_WHAT THE EXERCISE ASKS_:
The records below need to be restated word for word.

(Document content entries)
>>
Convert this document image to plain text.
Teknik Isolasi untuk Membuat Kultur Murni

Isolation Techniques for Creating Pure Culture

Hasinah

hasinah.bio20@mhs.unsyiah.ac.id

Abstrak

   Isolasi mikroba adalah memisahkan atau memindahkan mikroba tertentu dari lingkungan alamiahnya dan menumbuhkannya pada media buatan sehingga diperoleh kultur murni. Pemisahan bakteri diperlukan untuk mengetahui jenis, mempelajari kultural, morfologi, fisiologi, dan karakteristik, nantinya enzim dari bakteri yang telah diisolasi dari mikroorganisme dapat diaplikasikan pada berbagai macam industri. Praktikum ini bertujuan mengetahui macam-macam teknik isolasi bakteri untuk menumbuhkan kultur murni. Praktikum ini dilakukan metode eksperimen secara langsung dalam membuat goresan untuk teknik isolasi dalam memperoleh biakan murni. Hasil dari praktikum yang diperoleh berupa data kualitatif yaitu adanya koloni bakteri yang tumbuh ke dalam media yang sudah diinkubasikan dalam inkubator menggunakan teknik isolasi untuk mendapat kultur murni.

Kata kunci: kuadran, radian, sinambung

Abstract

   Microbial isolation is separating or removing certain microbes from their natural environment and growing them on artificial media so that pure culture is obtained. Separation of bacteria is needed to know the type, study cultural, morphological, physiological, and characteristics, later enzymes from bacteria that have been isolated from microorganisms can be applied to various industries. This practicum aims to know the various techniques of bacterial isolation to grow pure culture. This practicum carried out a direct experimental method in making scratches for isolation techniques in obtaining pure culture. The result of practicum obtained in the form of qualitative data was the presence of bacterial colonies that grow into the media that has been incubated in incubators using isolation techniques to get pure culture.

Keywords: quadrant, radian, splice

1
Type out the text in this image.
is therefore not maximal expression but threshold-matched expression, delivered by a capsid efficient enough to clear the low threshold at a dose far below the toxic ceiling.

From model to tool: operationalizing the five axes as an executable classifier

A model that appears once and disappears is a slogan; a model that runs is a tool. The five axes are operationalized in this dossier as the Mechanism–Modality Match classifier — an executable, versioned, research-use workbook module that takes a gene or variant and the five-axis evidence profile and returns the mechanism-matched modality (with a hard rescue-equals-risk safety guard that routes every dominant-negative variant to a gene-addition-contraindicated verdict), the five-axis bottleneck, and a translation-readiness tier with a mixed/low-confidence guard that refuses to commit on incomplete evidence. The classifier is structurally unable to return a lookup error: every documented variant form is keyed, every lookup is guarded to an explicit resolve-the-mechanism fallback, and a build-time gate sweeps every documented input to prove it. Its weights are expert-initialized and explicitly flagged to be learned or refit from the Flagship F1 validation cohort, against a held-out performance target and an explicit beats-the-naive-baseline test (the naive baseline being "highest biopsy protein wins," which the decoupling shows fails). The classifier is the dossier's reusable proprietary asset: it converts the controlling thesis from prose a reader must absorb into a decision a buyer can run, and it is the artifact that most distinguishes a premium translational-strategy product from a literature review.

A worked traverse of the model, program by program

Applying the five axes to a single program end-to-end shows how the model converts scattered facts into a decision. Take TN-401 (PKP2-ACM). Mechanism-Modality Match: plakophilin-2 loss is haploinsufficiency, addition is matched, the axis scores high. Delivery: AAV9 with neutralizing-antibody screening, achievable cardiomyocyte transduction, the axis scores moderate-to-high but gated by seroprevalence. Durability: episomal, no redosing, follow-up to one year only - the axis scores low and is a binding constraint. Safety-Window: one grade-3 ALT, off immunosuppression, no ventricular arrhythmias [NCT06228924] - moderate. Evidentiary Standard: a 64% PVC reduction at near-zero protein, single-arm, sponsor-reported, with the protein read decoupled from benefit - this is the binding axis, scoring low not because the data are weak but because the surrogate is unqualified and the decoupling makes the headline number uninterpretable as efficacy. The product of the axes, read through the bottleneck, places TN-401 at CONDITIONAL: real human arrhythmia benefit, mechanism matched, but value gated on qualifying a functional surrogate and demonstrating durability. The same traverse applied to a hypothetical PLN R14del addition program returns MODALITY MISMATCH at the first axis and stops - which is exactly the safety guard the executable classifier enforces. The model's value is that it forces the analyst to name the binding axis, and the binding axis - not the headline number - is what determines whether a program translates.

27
<<
_ANSWER FOR THE TASK_:
Convert this document image to plain text.
Teknik Isolasi untuk Membuat Kultur Murni

Isolation Techniques for Creating Pure Culture

Hasinah

hasinah.bio20@mhs.unsyiah.ac.id

Abstrak

   Isolasi mikroba adalah memisahkan atau memindahkan mikroba tertentu dari lingkungan alamiahnya dan menumbuhkannya pada media buatan sehingga diperoleh kultur murni. Pemisahan bakteri diperlukan untuk mengetahui jenis, mempelajari kultural, morfologi, fisiologi, dan karakteristik, nantinya enzim dari bakteri yang telah diisolasi dari mikroorganisme dapat diaplikasikan pada berbagai macam industri. Praktikum ini bertujuan mengetahui macam-macam teknik isolasi bakteri untuk menumbuhkan kultur murni. Praktikum ini dilakukan metode eksperimen secara langsung dalam membuat goresan untuk teknik isolasi dalam memperoleh biakan murni. Hasil dari praktikum yang diperoleh berupa data kualitatif yaitu adanya koloni bakteri yang tumbuh ke dalam media yang sudah diinkubasikan dalam inkubator menggunakan teknik isolasi untuk mendapat kultur murni.

Kata kunci: kuadran, radian, sinambung

Abstract

   Microbial isolation is separating or removing certain microbes from their natural environment and growing them on artificial media so that pure culture is obtained. Separation of bacteria is needed to know the type, study cultural, morphological, physiological, and characteristics, later enzymes from bacteria that have been isolated from microorganisms can be applied to various industries. This practicum aims to know the various techniques of bacterial isolation to grow pure culture. This practicum carried out a direct experimental method in making scratches for isolation techniques in obtaining pure culture. The result of practicum obtained in the form of qualitative data was the presence of bacterial colonies that grow into the media that has been incubated in incubators using isolation techniques to get pure culture.

Keywords: quadrant, radian, splice

1
Type out the text in this image.
is therefore not maximal expression but threshold-matched expression, delivered by a capsid efficient enough to clear the low threshold at a dose far below the toxic ceiling.

From model to tool: operationalizing the five axes as an executable classifier

A model that appears once and disappears is a slogan; a model that runs is a tool. The five axes are operationalized in this dossier as the Mechanism–Modality Match classifier — an executable, versioned, research-use workbook module that takes a gene or variant and the five-axis evidence profile and returns the mechanism-matched modality (with a hard rescue-equals-risk safety guard that routes every dominant-negative variant to a gene-addition-contraindicated verdict), the five-axis bottleneck, and a translation-readiness tier with a mixed/low-confidence guard that refuses to commit on incomplete evidence. The classifier is structurally unable to return a lookup error: every documented variant form is keyed, every lookup is guarded to an explicit resolve-the-mechanism fallback, and a build-time gate sweeps every documented input to prove it. Its weights are expert-initialized and explicitly flagged to be learned or refit from the Flagship F1 validation cohort, against a held-out performance target and an explicit beats-the-naive-baseline test (the naive baseline being "highest biopsy protein wins," which the decoupling shows fails). The classifier is the dossier's reusable proprietary asset: it converts the controlling thesis from prose a reader must absorb into a decision a buyer can run, and it is the artifact that most distinguishes a premium translational-strategy product from a literature review.

A worked traverse of the model, program by program

Applying the five axes to a single program end-to-end shows how the model converts scattered facts into a decision. Take TN-401 (PKP2-ACM). Mechanism-Modality Match: plakophilin-2 loss is haploinsufficiency, addition is matched, the axis scores high. Delivery: AAV9 with neutralizing-antibody screening, achievable cardiomyocyte transduction, the axis scores moderate-to-high but gated by seroprevalence. Durability: episomal, no redosing, follow-up to one year only - the axis scores low and is a binding constraint. Safety-Window: one grade-3 ALT, off immunosuppression, no ventricular arrhythmias [NCT06228924] - moderate. Evidentiary Standard: a 64% PVC reduction at near-zero protein, single-arm, sponsor-reported, with the protein read decoupled from benefit - this is the binding axis, scoring low not because the data are weak but because the surrogate is unqualified and the decoupling makes the headline number uninterpretable as efficacy. The product of the axes, read through the bottleneck, places TN-401 at CONDITIONAL: real human arrhythmia benefit, mechanism matched, but value gated on qualifying a functional surrogate and demonstrating durability. The same traverse applied to a hypothetical PLN R14del addition program returns MODALITY MISMATCH at the first axis and stops - which is exactly the safety guard the executable classifier enforces. The model's value is that it forces the analyst to name the binding axis, and the binding axis - not the headline number - is what determines whether a program translates.

27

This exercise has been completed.